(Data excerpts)
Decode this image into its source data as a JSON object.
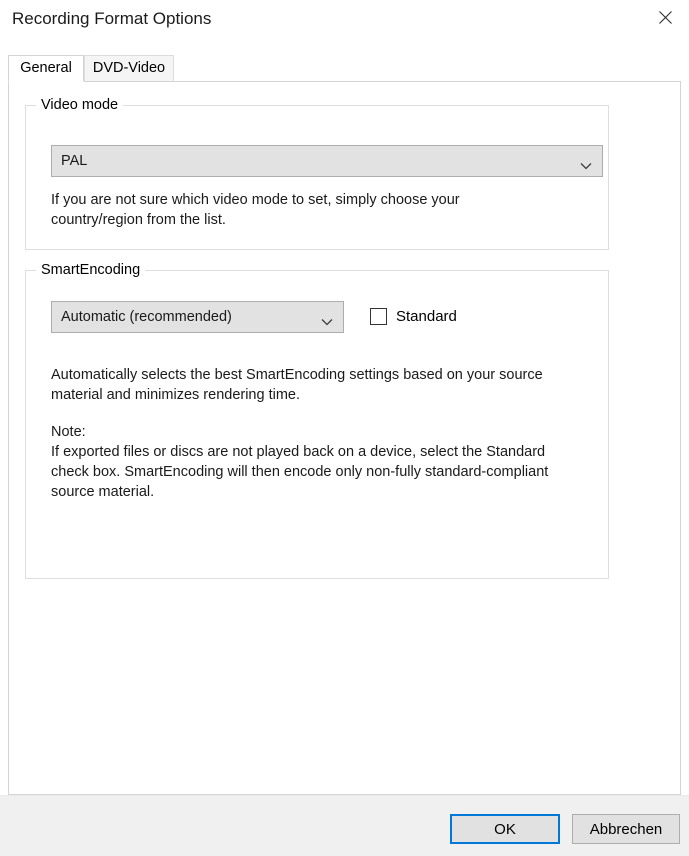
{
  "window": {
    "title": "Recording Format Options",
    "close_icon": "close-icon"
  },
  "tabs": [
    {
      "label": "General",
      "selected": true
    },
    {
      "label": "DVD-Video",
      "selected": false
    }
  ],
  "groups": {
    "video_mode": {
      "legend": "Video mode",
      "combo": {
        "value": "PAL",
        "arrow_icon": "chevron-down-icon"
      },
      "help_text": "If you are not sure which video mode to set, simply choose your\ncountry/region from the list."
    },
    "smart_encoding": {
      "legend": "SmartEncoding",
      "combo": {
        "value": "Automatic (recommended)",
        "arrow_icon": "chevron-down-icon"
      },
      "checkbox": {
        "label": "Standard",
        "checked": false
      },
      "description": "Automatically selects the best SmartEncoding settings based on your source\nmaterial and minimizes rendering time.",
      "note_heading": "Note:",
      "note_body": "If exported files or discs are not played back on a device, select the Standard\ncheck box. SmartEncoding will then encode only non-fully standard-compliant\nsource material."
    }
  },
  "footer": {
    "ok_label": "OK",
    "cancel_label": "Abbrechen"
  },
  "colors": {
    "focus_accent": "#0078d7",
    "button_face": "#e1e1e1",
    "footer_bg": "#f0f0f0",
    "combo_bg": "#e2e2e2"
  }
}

> _Task to complete_: Strip out the images, then output the records above word for word.

> _Response to the exercise_:
Decode this image into its source data as a JSON object.
{
  "window": {
    "title": "Recording Format Options",
    "close_icon": "close-icon"
  },
  "tabs": [
    {
      "label": "General",
      "selected": true
    },
    {
      "label": "DVD-Video",
      "selected": false
    }
  ],
  "groups": {
    "video_mode": {
      "legend": "Video mode",
      "combo": {
        "value": "PAL",
        "arrow_icon": "chevron-down-icon"
      },
      "help_text": "If you are not sure which video mode to set, simply choose your\ncountry/region from the list."
    },
    "smart_encoding": {
      "legend": "SmartEncoding",
      "combo": {
        "value": "Automatic (recommended)",
        "arrow_icon": "chevron-down-icon"
      },
      "checkbox": {
        "label": "Standard",
        "checked": false
      },
      "description": "Automatically selects the best SmartEncoding settings based on your source\nmaterial and minimizes rendering time.",
      "note_heading": "Note:",
      "note_body": "If exported files or discs are not played back on a device, select the Standard\ncheck box. SmartEncoding will then encode only non-fully standard-compliant\nsource material."
    }
  },
  "footer": {
    "ok_label": "OK",
    "cancel_label": "Abbrechen"
  },
  "colors": {
    "focus_accent": "#0078d7",
    "button_face": "#e1e1e1",
    "footer_bg": "#f0f0f0",
    "combo_bg": "#e2e2e2"
  }
}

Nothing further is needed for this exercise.